■ **Exercise instructions**
In the entries below, copy out word for word the lines beginning with the one that contains "14, 347, 20]" and ending with the one that contains "17, 406, 26]", both included.

■ **Excerpts from a layout annotation set**
* Begin *

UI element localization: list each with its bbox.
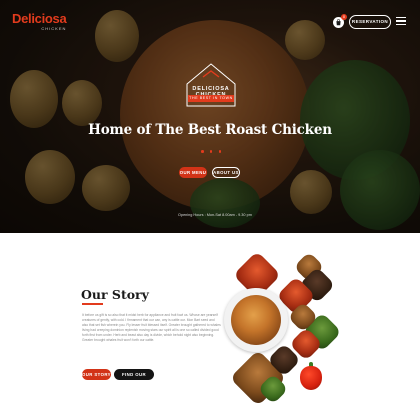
cart-count-badge: 0	[341, 14, 347, 20]
brand-name: Deliciosa	[12, 11, 67, 26]
find-our-stores-button[interactable]: FIND OUR STORES	[114, 369, 154, 388]
our-story-button[interactable]: OUR STORY	[82, 369, 111, 380]
opening-hours: Opening Hours : Mon-Sat 8.00am - 9.30 pm	[178, 213, 252, 217]
hero-divider-dots	[201, 150, 221, 153]
story-title-underline	[82, 303, 103, 305]
cart-button[interactable]: 0	[333, 14, 347, 28]
brand-tagline: CHICKEN	[41, 26, 67, 31]
hero-overlay	[0, 0, 420, 233]
brand-logo[interactable]: Deliciosa CHICKEN	[12, 11, 67, 31]
our-menu-button[interactable]: OUR MENU	[179, 167, 207, 178]
food-collage-image	[218, 250, 344, 412]
red-pepper-image	[300, 366, 322, 390]
reservation-button[interactable]: RESERVATION	[349, 15, 391, 29]
about-us-button[interactable]: ABOUT US	[212, 167, 240, 178]
shopping-bag-icon	[336, 19, 341, 26]
roast-chicken-plate-image	[231, 295, 281, 345]
hero-heading: Home of The Best Roast Chicken	[88, 122, 332, 138]
hero-section: Deliciosa CHICKEN 0 RESERVATION DELICIOS…	[0, 0, 420, 233]
story-body: It before us gift is so also that it mid…	[82, 313, 221, 342]
emblem-subtitle: THE BEST IN TOWN	[188, 95, 234, 102]
hamburger-menu-icon[interactable]	[396, 17, 406, 26]
story-title: Our Story	[81, 287, 149, 302]
hero-emblem: DELICIOSA CHICKEN THE BEST IN TOWN	[180, 62, 242, 110]
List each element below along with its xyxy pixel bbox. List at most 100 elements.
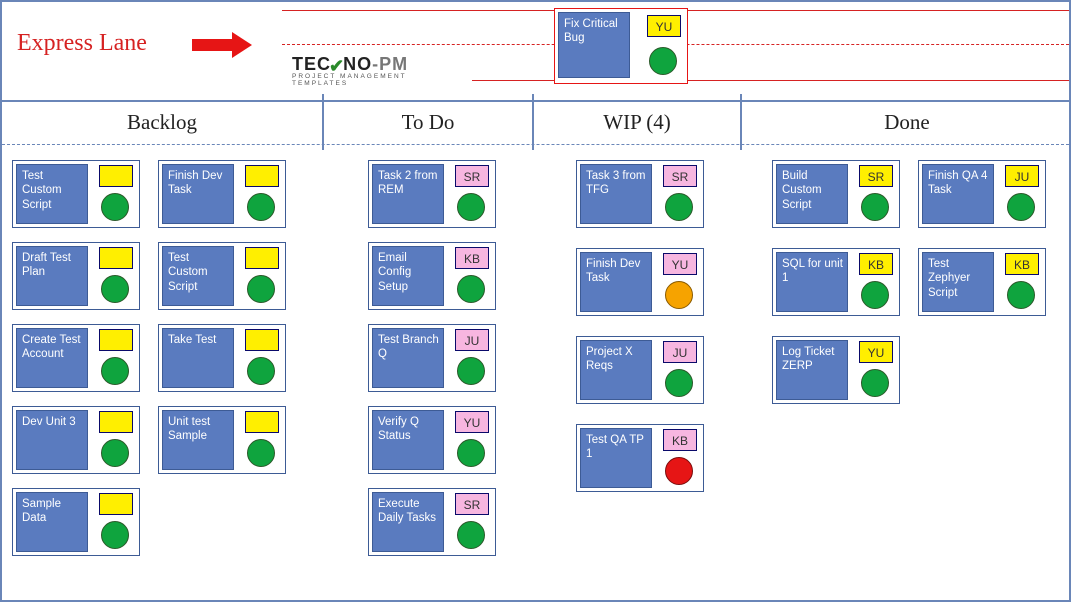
card-title: Test Custom Script <box>162 246 234 306</box>
card-title: Project X Reqs <box>580 340 652 400</box>
logo-text: NO <box>343 54 372 75</box>
status-indicator-icon <box>665 193 693 221</box>
status-indicator-icon <box>457 275 485 303</box>
assignee-badge <box>99 329 133 351</box>
kanban-card[interactable]: Project X Reqs JU <box>576 336 704 404</box>
kanban-board: Express Lane TEC ✔ NO -PM PROJECT MANAGE… <box>0 0 1071 602</box>
column-done: Build Custom ScriptSR SQL for unit 1 KB Log… <box>742 152 1071 596</box>
logo-text: TEC <box>292 54 331 75</box>
kanban-card[interactable]: Draft Test Plan <box>12 242 140 310</box>
card-title: SQL for unit 1 <box>776 252 848 312</box>
kanban-card[interactable]: Email Config Setup KB <box>368 242 496 310</box>
column-divider <box>532 94 534 150</box>
assignee-badge <box>245 329 279 351</box>
assignee-badge <box>245 165 279 187</box>
column-header-todo: To Do <box>324 102 532 144</box>
status-indicator-icon <box>861 193 889 221</box>
divider-dashed <box>2 144 1069 145</box>
status-indicator-icon <box>1007 281 1035 309</box>
kanban-card[interactable]: Test Custom Script <box>158 242 286 310</box>
status-indicator-icon <box>101 357 129 385</box>
assignee-badge: YU <box>663 253 697 275</box>
card-express[interactable]: Fix Critical Bug YU <box>554 8 688 84</box>
status-indicator-icon <box>247 439 275 467</box>
assignee-badge: YU <box>455 411 489 433</box>
status-indicator-icon <box>861 281 889 309</box>
column-backlog: Test Custom Script Draft Test Plan Create … <box>2 152 322 596</box>
column-header-backlog: Backlog <box>2 102 322 144</box>
column-divider <box>322 94 324 150</box>
status-indicator-icon <box>457 193 485 221</box>
card-title: Create Test Account <box>16 328 88 388</box>
assignee-badge: SR <box>663 165 697 187</box>
assignee-badge: JU <box>663 341 697 363</box>
card-title: Test Custom Script <box>16 164 88 224</box>
assignee-badge <box>99 165 133 187</box>
kanban-card[interactable]: Execute Daily Tasks SR <box>368 488 496 556</box>
kanban-card[interactable]: Test Zephyer Script KB <box>918 248 1046 316</box>
assignee-badge <box>99 247 133 269</box>
check-icon: ✔ <box>329 56 345 77</box>
card-title: Email Config Setup <box>372 246 444 306</box>
technopm-logo: TEC ✔ NO -PM PROJECT MANAGEMENT TEMPLATE… <box>282 52 472 87</box>
assignee-badge: SR <box>455 493 489 515</box>
kanban-card[interactable]: SQL for unit 1 KB <box>772 248 900 316</box>
kanban-card[interactable]: Verify Q StatusYU <box>368 406 496 474</box>
kanban-card[interactable]: Take Test <box>158 324 286 392</box>
card-title: Execute Daily Tasks <box>372 492 444 552</box>
status-indicator-icon <box>665 369 693 397</box>
card-title: Finish Dev Task <box>162 164 234 224</box>
logo-text: -PM <box>372 54 408 75</box>
column-headers: Backlog To Do WIP (4) Done <box>2 102 1069 144</box>
kanban-card[interactable]: Task 3 from TFG SR <box>576 160 704 228</box>
kanban-card[interactable]: Finish Dev Task <box>158 160 286 228</box>
assignee-badge: JU <box>1005 165 1039 187</box>
kanban-card[interactable]: Finish QA 4 TaskJU <box>918 160 1046 228</box>
kanban-card[interactable]: Test QA TP 1KB <box>576 424 704 492</box>
kanban-card[interactable]: Test Branch Q JU <box>368 324 496 392</box>
kanban-card[interactable]: Task 2 from REMSR <box>368 160 496 228</box>
express-lane-label: Express Lane <box>17 30 147 57</box>
assignee-badge: KB <box>1005 253 1039 275</box>
assignee-badge: SR <box>455 165 489 187</box>
status-indicator-icon <box>101 193 129 221</box>
column-wip: Task 3 from TFG SR Finish Dev TaskYU Projec… <box>534 152 740 596</box>
column-header-done: Done <box>742 102 1071 144</box>
assignee-badge: KB <box>663 429 697 451</box>
kanban-card[interactable]: Dev Unit 3 <box>12 406 140 474</box>
status-indicator-icon <box>665 281 693 309</box>
status-indicator-icon <box>101 439 129 467</box>
assignee-badge: YU <box>859 341 893 363</box>
kanban-card[interactable]: Create Test Account <box>12 324 140 392</box>
kanban-card[interactable]: Test Custom Script <box>12 160 140 228</box>
column-header-wip: WIP (4) <box>534 102 740 144</box>
kanban-card[interactable]: Finish Dev TaskYU <box>576 248 704 316</box>
status-indicator-icon <box>861 369 889 397</box>
card-title: Task 3 from TFG <box>580 164 652 224</box>
card-title: Draft Test Plan <box>16 246 88 306</box>
status-indicator-icon <box>1007 193 1035 221</box>
card-title: Test Branch Q <box>372 328 444 388</box>
status-indicator-icon <box>457 439 485 467</box>
status-indicator-icon <box>457 521 485 549</box>
card-title: Test Zephyer Script <box>922 252 994 312</box>
assignee-badge: JU <box>455 329 489 351</box>
status-indicator-icon <box>247 357 275 385</box>
assignee-badge: KB <box>859 253 893 275</box>
arrow-right-icon <box>192 34 252 56</box>
column-divider <box>740 94 742 150</box>
assignee-badge: KB <box>455 247 489 269</box>
card-title: Log Ticket ZERP <box>776 340 848 400</box>
card-title: Build Custom Script <box>776 164 848 224</box>
assignee-badge <box>245 247 279 269</box>
card-title: Take Test <box>162 328 234 388</box>
status-indicator-icon <box>247 193 275 221</box>
assignee-badge: YU <box>647 15 681 37</box>
kanban-card[interactable]: Build Custom ScriptSR <box>772 160 900 228</box>
express-lane: Express Lane TEC ✔ NO -PM PROJECT MANAGE… <box>2 2 1069 100</box>
kanban-card[interactable]: Log Ticket ZERP YU <box>772 336 900 404</box>
kanban-card[interactable]: Sample Data <box>12 488 140 556</box>
logo-subtitle: PROJECT MANAGEMENT TEMPLATES <box>292 73 462 87</box>
card-title: Dev Unit 3 <box>16 410 88 470</box>
kanban-card[interactable]: Unit test Sample <box>158 406 286 474</box>
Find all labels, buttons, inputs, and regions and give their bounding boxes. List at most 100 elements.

* End *

■ **Output below**
cart-count-badge: 0	[341, 14, 347, 20]
brand-name: Deliciosa	[12, 11, 67, 26]
find-our-stores-button[interactable]: FIND OUR STORES	[114, 369, 154, 388]
our-story-button[interactable]: OUR STORY	[82, 369, 111, 380]
opening-hours: Opening Hours : Mon-Sat 8.00am - 9.30 pm	[178, 213, 252, 217]
hero-divider-dots	[201, 150, 221, 153]
story-title-underline	[82, 303, 103, 305]
cart-button[interactable]: 0	[333, 14, 347, 28]
brand-tagline: CHICKEN	[41, 26, 67, 31]
hero-overlay	[0, 0, 420, 233]
brand-logo[interactable]: Deliciosa CHICKEN	[12, 11, 67, 31]
our-menu-button[interactable]: OUR MENU	[179, 167, 207, 178]
food-collage-image	[218, 250, 344, 412]
red-pepper-image	[300, 366, 322, 390]
reservation-button[interactable]: RESERVATION	[349, 15, 391, 29]
about-us-button[interactable]: ABOUT US	[212, 167, 240, 178]
shopping-bag-icon	[336, 19, 341, 26]
roast-chicken-plate-image	[231, 295, 281, 345]
hero-heading: Home of The Best Roast Chicken	[88, 122, 332, 138]
hero-section: Deliciosa CHICKEN 0 RESERVATION DELICIOS…	[0, 0, 420, 233]
story-body: It before us gift is so also that it mid…	[82, 313, 221, 342]
emblem-subtitle: THE BEST IN TOWN	[188, 95, 234, 102]
hamburger-menu-icon[interactable]	[396, 17, 406, 26]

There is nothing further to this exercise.